#### [What is required]
In this exercise, reproduce all the entries that follow exactly.
========================================
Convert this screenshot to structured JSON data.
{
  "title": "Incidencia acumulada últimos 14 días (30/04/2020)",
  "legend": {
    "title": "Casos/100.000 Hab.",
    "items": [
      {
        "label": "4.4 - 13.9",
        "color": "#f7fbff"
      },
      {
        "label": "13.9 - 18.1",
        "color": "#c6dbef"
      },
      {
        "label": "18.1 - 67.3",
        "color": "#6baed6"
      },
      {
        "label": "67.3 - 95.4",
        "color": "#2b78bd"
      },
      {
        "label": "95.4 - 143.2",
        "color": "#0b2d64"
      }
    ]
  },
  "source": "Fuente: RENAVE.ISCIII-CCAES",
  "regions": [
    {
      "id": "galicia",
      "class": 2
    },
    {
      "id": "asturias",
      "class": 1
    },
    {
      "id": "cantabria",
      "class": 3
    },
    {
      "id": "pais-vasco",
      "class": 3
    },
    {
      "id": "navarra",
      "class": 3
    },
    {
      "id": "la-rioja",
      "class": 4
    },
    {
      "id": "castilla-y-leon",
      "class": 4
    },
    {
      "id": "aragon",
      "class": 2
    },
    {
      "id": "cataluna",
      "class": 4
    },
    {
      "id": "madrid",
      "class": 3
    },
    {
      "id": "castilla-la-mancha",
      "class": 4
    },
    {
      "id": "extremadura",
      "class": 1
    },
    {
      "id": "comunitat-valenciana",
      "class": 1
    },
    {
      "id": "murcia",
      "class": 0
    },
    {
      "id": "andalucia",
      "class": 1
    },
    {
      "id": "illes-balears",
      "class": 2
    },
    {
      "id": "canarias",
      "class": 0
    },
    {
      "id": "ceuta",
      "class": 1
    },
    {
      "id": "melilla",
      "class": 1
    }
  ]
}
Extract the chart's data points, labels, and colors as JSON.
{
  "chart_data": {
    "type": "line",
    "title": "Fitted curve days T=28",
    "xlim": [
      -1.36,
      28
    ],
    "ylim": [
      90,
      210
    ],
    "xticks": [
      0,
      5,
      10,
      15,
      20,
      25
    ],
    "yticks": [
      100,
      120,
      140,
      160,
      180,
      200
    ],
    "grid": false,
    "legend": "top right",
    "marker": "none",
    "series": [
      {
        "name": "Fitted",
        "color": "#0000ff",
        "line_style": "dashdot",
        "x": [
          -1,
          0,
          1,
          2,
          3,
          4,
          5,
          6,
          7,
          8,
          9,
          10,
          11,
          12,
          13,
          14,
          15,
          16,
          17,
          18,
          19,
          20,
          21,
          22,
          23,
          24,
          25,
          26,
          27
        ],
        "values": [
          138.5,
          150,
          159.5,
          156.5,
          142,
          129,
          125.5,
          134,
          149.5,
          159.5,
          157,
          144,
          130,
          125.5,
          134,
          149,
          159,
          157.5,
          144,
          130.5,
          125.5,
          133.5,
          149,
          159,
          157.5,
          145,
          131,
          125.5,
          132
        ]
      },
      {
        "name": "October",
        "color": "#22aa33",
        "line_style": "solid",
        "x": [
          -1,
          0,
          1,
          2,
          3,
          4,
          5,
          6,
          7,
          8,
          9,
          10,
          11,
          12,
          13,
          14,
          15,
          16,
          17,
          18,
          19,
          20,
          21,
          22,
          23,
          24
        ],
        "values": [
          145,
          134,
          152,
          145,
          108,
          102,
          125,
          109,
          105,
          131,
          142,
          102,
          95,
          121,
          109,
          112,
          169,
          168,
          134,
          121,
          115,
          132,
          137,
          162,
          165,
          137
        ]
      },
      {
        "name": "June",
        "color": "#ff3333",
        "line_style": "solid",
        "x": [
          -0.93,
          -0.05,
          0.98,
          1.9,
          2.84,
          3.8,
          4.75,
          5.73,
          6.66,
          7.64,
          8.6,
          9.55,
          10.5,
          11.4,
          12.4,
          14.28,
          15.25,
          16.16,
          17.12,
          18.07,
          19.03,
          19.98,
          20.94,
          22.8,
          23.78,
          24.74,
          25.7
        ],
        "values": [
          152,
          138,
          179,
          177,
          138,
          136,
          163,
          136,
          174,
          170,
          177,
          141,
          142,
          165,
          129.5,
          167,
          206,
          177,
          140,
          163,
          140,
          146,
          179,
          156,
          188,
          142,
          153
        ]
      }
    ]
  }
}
========================================
#### [Answer]
Convert this screenshot to structured JSON data.
{
  "title": "Incidencia acumulada últimos 14 días (30/04/2020)",
  "legend": {
    "title": "Casos/100.000 Hab.",
    "items": [
      {
        "label": "4.4 - 13.9",
        "color": "#f7fbff"
      },
      {
        "label": "13.9 - 18.1",
        "color": "#c6dbef"
      },
      {
        "label": "18.1 - 67.3",
        "color": "#6baed6"
      },
      {
        "label": "67.3 - 95.4",
        "color": "#2b78bd"
      },
      {
        "label": "95.4 - 143.2",
        "color": "#0b2d64"
      }
    ]
  },
  "source": "Fuente: RENAVE.ISCIII-CCAES",
  "regions": [
    {
      "id": "galicia",
      "class": 2
    },
    {
      "id": "asturias",
      "class": 1
    },
    {
      "id": "cantabria",
      "class": 3
    },
    {
      "id": "pais-vasco",
      "class": 3
    },
    {
      "id": "navarra",
      "class": 3
    },
    {
      "id": "la-rioja",
      "class": 4
    },
    {
      "id": "castilla-y-leon",
      "class": 4
    },
    {
      "id": "aragon",
      "class": 2
    },
    {
      "id": "cataluna",
      "class": 4
    },
    {
      "id": "madrid",
      "class": 3
    },
    {
      "id": "castilla-la-mancha",
      "class": 4
    },
    {
      "id": "extremadura",
      "class": 1
    },
    {
      "id": "comunitat-valenciana",
      "class": 1
    },
    {
      "id": "murcia",
      "class": 0
    },
    {
      "id": "andalucia",
      "class": 1
    },
    {
      "id": "illes-balears",
      "class": 2
    },
    {
      "id": "canarias",
      "class": 0
    },
    {
      "id": "ceuta",
      "class": 1
    },
    {
      "id": "melilla",
      "class": 1
    }
  ]
}
Extract the chart's data points, labels, and colors as JSON.
{
  "chart_data": {
    "type": "line",
    "title": "Fitted curve days T=28",
    "xlim": [
      -1.36,
      28
    ],
    "ylim": [
      90,
      210
    ],
    "xticks": [
      0,
      5,
      10,
      15,
      20,
      25
    ],
    "yticks": [
      100,
      120,
      140,
      160,
      180,
      200
    ],
    "grid": false,
    "legend": "top right",
    "marker": "none",
    "series": [
      {
        "name": "Fitted",
        "color": "#0000ff",
        "line_style": "dashdot",
        "x": [
          -1,
          0,
          1,
          2,
          3,
          4,
          5,
          6,
          7,
          8,
          9,
          10,
          11,
          12,
          13,
          14,
          15,
          16,
          17,
          18,
          19,
          20,
          21,
          22,
          23,
          24,
          25,
          26,
          27
        ],
        "values": [
          138.5,
          150,
          159.5,
          156.5,
          142,
          129,
          125.5,
          134,
          149.5,
          159.5,
          157,
          144,
          130,
          125.5,
          134,
          149,
          159,
          157.5,
          144,
          130.5,
          125.5,
          133.5,
          149,
          159,
          157.5,
          145,
          131,
          125.5,
          132
        ]
      },
      {
        "name": "October",
        "color": "#22aa33",
        "line_style": "solid",
        "x": [
          -1,
          0,
          1,
          2,
          3,
          4,
          5,
          6,
          7,
          8,
          9,
          10,
          11,
          12,
          13,
          14,
          15,
          16,
          17,
          18,
          19,
          20,
          21,
          22,
          23,
          24
        ],
        "values": [
          145,
          134,
          152,
          145,
          108,
          102,
          125,
          109,
          105,
          131,
          142,
          102,
          95,
          121,
          109,
          112,
          169,
          168,
          134,
          121,
          115,
          132,
          137,
          162,
          165,
          137
        ]
      },
      {
        "name": "June",
        "color": "#ff3333",
        "line_style": "solid",
        "x": [
          -0.93,
          -0.05,
          0.98,
          1.9,
          2.84,
          3.8,
          4.75,
          5.73,
          6.66,
          7.64,
          8.6,
          9.55,
          10.5,
          11.4,
          12.4,
          14.28,
          15.25,
          16.16,
          17.12,
          18.07,
          19.03,
          19.98,
          20.94,
          22.8,
          23.78,
          24.74,
          25.7
        ],
        "values": [
          152,
          138,
          179,
          177,
          138,
          136,
          163,
          136,
          174,
          170,
          177,
          141,
          142,
          165,
          129.5,
          167,
          206,
          177,
          140,
          163,
          140,
          146,
          179,
          156,
          188,
          142,
          153
        ]
      }
    ]
  }
}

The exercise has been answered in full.